INSTRUCTIONS FOR THE TASK
Below is a listing. Gather each line of it that contains "this".

LISTED RECORDS
┏━━

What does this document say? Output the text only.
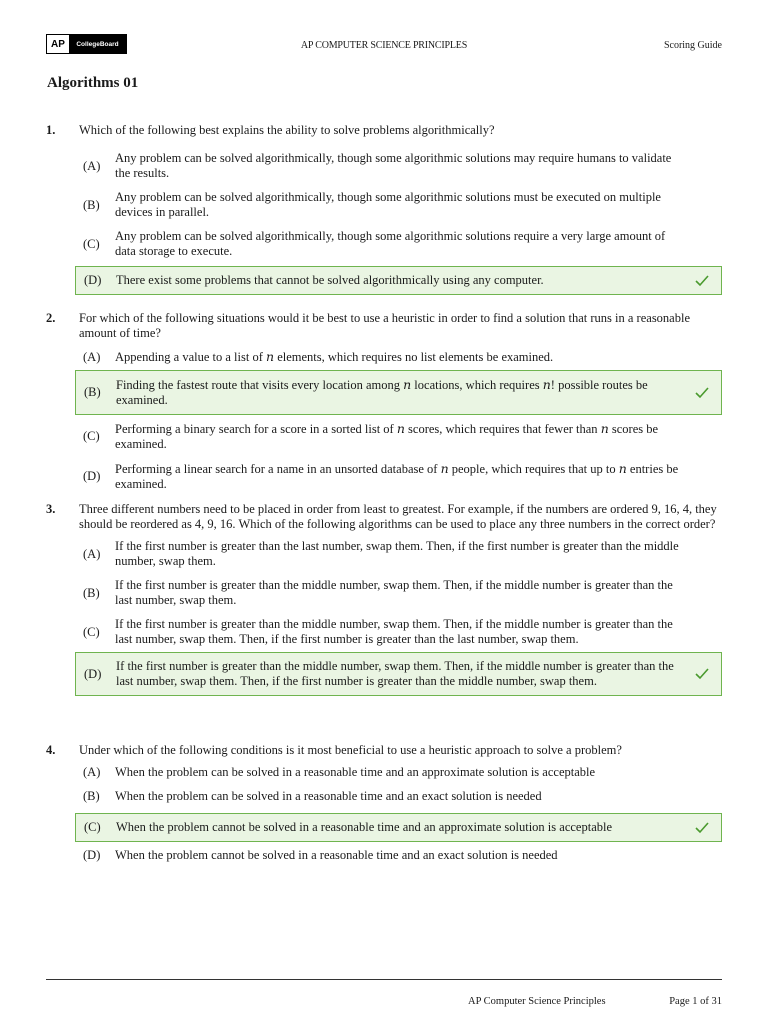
AP	CollegeBoard	AP COMPUTER SCIENCE PRINCIPLES	Scoring Guide
Algorithms 01
1.	Which of the following best explains the ability to solve problems algorithmically?
(A)
Any problem can be solved algorithmically, though some algorithmic solutions may require humans to validate the results.
(B)
Any problem can be solved algorithmically, though some algorithmic solutions must be executed on multiple devices in parallel.
(C)
Any problem can be solved algorithmically, though some algorithmic solutions require a very large amount of data storage to execute.
(D)	There exist some problems that cannot be solved algorithmically using any computer.
2.	For which of the following situations would it be best to use a heuristic in order to find a solution that runs in a reasonable amount of time?
(A)	Appending a value to a list of n elements, which requires no list elements be examined.
(B)	Finding the fastest route that visits every location among n locations, which requires n! possible routes be examined.
(C)	Performing a binary search for a score in a sorted list of n scores, which requires that fewer than n scores be examined.
(D)	Performing a linear search for a name in an unsorted database of n people, which requires that up to n entries be examined.
3.	Three different numbers need to be placed in order from least to greatest. For example, if the numbers are ordered 9, 16, 4, they should be reordered as 4, 9, 16. Which of the following algorithms can be used to place any three numbers in the correct order?
(A)
If the first number is greater than the last number, swap them. Then, if the first number is greater than the middle number, swap them.
(B)
If the first number is greater than the middle number, swap them. Then, if the middle number is greater than the last number, swap them.
(C)
If the first number is greater than the middle number, swap them. Then, if the middle number is greater than the last number, swap them. Then, if the first number is greater than the last number, swap them.
(D)
If the first number is greater than the middle number, swap them. Then, if the middle number is greater than the last number, swap them. Then, if the first number is greater than the middle number, swap them.
4.	Under which of the following conditions is it most beneficial to use a heuristic approach to solve a problem?
(A)	When the problem can be solved in a reasonable time and an approximate solution is acceptable
(B)	When the problem can be solved in a reasonable time and an exact solution is needed
(C)	When the problem cannot be solved in a reasonable time and an approximate solution is acceptable
(D)	When the problem cannot be solved in a reasonable time and an exact solution is needed
AP Computer Science Principles	Page 1 of 31
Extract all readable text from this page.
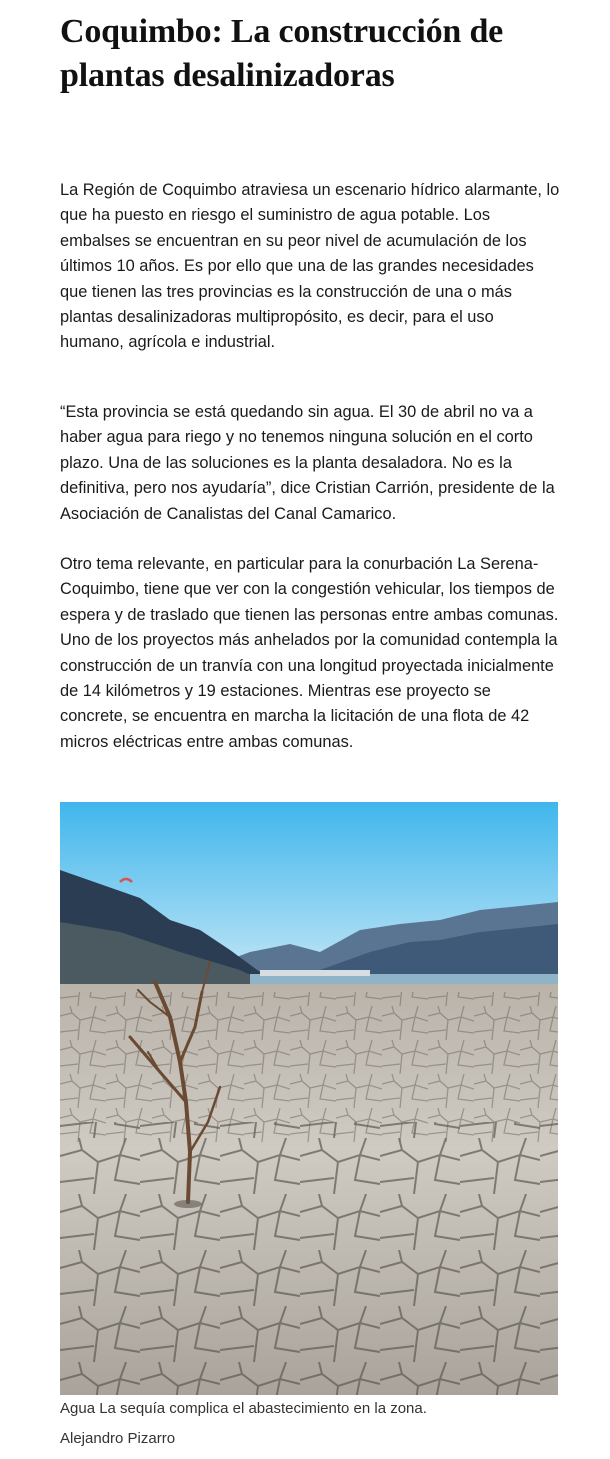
Coquimbo: La construcción de plantas desalinizadoras

La Región de Coquimbo atraviesa un escenario hídrico alarmante, lo que ha puesto en riesgo el suministro de agua potable. Los embalses se encuentran en su peor nivel de acumulación de los últimos 10 años. Es por ello que una de las grandes necesidades que tienen las tres provincias es la construcción de una o más plantas desalinizadoras multipropósito, es decir, para el uso humano, agrícola e industrial.

“Esta provincia se está quedando sin agua. El 30 de abril no va a haber agua para riego y no tenemos ninguna solución en el corto plazo. Una de las soluciones es la planta desaladora. No es la definitiva, pero nos ayudaría”, dice Cristian Carrión, presidente de la Asociación de Canalistas del Canal Camarico.

Otro tema relevante, en particular para la conurbación La Serena-Coquimbo, tiene que ver con la congestión vehicular, los tiempos de espera y de traslado que tienen las personas entre ambas comunas. Uno de los proyectos más anhelados por la comunidad contempla la construcción de un tranvía con una longitud proyectada inicialmente de 14 kilómetros y 19 estaciones. Mientras ese proyecto se concrete, se encuentra en marcha la licitación de una flota de 42 micros eléctricas entre ambas comunas.

Agua La sequía complica el abastecimiento en la zona.
Alejandro Pizarro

┗━━

FINISHED TASK
What does this document say? Output the text only.
Extract all readable text from this page.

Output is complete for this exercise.